● Set problem:
Reproduce verbatim everything from the start of the entries below down to and including the line containing "note-text: 你所使用的语言也许不支持栈。你可以使用 list".

● Records for processing:

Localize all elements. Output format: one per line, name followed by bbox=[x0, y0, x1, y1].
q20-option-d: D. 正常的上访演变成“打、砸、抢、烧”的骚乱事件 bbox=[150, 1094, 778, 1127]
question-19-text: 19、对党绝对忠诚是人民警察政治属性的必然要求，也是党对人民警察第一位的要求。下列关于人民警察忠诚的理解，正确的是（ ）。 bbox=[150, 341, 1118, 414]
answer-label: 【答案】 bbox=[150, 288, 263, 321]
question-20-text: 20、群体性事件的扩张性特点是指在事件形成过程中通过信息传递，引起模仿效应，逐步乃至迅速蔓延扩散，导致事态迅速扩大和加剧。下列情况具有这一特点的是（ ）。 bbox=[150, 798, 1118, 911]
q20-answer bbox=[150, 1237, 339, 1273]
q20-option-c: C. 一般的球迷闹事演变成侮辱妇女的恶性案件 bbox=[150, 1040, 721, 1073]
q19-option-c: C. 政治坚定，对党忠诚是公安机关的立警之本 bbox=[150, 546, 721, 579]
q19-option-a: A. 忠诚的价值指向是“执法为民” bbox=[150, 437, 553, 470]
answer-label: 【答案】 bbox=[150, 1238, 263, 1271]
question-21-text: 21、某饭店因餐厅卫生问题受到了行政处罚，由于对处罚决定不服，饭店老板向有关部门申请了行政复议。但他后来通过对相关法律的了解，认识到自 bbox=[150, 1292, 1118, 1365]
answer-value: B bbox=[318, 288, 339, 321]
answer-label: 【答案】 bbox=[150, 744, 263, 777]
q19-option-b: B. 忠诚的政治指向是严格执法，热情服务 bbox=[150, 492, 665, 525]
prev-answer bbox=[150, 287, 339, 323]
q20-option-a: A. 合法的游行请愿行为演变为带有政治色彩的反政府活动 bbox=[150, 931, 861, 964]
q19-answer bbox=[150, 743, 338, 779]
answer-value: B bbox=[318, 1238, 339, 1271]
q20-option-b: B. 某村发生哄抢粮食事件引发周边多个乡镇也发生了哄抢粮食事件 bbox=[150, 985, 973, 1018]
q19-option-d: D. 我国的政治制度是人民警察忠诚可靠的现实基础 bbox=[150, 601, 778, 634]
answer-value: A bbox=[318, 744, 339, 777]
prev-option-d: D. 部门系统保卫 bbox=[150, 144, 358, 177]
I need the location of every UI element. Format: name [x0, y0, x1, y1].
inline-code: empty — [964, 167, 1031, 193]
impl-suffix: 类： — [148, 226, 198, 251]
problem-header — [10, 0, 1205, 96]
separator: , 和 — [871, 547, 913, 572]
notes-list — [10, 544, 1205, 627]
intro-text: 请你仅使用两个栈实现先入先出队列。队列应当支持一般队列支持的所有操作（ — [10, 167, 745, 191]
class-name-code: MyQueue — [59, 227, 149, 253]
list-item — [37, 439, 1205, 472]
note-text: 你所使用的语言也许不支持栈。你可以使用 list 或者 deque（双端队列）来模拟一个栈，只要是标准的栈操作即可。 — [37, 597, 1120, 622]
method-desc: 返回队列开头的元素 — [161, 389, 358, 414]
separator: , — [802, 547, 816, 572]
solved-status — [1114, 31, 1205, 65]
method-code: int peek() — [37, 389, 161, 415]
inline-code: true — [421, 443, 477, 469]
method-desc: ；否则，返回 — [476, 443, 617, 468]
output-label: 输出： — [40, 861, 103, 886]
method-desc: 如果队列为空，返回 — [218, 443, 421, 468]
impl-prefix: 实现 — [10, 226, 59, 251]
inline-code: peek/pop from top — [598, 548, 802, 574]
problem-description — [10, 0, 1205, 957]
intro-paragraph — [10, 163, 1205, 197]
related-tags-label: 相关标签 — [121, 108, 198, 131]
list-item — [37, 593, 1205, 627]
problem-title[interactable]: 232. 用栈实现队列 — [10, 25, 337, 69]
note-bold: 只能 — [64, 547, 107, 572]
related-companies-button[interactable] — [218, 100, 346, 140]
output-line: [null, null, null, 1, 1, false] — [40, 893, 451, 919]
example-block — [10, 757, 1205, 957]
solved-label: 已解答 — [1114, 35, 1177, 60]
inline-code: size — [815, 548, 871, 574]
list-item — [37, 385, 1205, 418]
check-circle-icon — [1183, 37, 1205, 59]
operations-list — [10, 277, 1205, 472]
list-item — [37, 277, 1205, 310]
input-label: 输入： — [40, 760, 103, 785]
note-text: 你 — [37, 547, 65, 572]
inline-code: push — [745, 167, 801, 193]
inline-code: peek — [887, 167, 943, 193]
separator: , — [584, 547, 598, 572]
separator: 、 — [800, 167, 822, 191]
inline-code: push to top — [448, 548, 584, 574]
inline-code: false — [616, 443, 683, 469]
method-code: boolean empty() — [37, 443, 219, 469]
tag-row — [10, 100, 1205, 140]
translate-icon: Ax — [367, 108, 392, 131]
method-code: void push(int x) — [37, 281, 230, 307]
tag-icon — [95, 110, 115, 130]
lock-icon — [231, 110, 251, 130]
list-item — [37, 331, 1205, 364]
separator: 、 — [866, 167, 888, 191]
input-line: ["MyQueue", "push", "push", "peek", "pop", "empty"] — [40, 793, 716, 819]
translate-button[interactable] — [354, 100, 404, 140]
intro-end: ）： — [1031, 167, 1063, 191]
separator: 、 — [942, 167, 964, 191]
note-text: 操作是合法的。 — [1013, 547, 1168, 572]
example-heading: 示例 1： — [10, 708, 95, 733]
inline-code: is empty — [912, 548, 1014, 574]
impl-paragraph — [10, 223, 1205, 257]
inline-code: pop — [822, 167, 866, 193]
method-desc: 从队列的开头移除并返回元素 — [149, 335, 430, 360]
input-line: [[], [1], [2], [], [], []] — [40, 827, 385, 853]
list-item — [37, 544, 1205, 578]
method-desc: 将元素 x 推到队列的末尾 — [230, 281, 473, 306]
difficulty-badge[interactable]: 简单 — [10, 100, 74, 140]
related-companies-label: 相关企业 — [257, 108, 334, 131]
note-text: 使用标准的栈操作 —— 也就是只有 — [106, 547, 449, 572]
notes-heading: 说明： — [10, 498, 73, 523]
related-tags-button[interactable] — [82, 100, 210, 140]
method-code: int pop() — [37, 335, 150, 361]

● Answer:
Localize all elements. Output format: one per line, name followed by bbox=[x0, y0, x1, y1].
q20-option-d: D. 正常的上访演变成“打、砸、抢、烧”的骚乱事件 bbox=[150, 1094, 778, 1127]
question-19-text: 19、对党绝对忠诚是人民警察政治属性的必然要求，也是党对人民警察第一位的要求。下列关于人民警察忠诚的理解，正确的是（ ）。 bbox=[150, 341, 1118, 414]
answer-label: 【答案】 bbox=[150, 288, 263, 321]
question-20-text: 20、群体性事件的扩张性特点是指在事件形成过程中通过信息传递，引起模仿效应，逐步乃至迅速蔓延扩散，导致事态迅速扩大和加剧。下列情况具有这一特点的是（ ）。 bbox=[150, 798, 1118, 911]
q20-answer bbox=[150, 1237, 339, 1273]
q20-option-c: C. 一般的球迷闹事演变成侮辱妇女的恶性案件 bbox=[150, 1040, 721, 1073]
q19-option-c: C. 政治坚定，对党忠诚是公安机关的立警之本 bbox=[150, 546, 721, 579]
q19-option-a: A. 忠诚的价值指向是“执法为民” bbox=[150, 437, 553, 470]
answer-label: 【答案】 bbox=[150, 1238, 263, 1271]
question-21-text: 21、某饭店因餐厅卫生问题受到了行政处罚，由于对处罚决定不服，饭店老板向有关部门申请了行政复议。但他后来通过对相关法律的了解，认识到自 bbox=[150, 1292, 1118, 1365]
answer-value: B bbox=[318, 288, 339, 321]
answer-label: 【答案】 bbox=[150, 744, 263, 777]
q19-option-b: B. 忠诚的政治指向是严格执法，热情服务 bbox=[150, 492, 665, 525]
prev-answer bbox=[150, 287, 339, 323]
q20-option-a: A. 合法的游行请愿行为演变为带有政治色彩的反政府活动 bbox=[150, 931, 861, 964]
q19-answer bbox=[150, 743, 338, 779]
answer-value: B bbox=[318, 1238, 339, 1271]
q20-option-b: B. 某村发生哄抢粮食事件引发周边多个乡镇也发生了哄抢粮食事件 bbox=[150, 985, 973, 1018]
q19-option-d: D. 我国的政治制度是人民警察忠诚可靠的现实基础 bbox=[150, 601, 778, 634]
answer-value: A bbox=[318, 744, 339, 777]
prev-option-d: D. 部门系统保卫 bbox=[150, 144, 358, 177]
I need the location of every UI element. Format: name [x0, y0, x1, y1].
inline-code: empty — [964, 167, 1031, 193]
impl-suffix: 类： — [148, 226, 198, 251]
problem-header — [10, 0, 1205, 96]
separator: , 和 — [871, 547, 913, 572]
notes-list — [10, 544, 1205, 627]
intro-text: 请你仅使用两个栈实现先入先出队列。队列应当支持一般队列支持的所有操作（ — [10, 167, 745, 191]
class-name-code: MyQueue — [59, 227, 149, 253]
list-item — [37, 439, 1205, 472]
note-text: 你所使用的语言也许不支持栈。你可以使用 list 或者 deque（双端队列）来模拟一个栈，只要是标准的栈操作即可。 — [37, 597, 1120, 622]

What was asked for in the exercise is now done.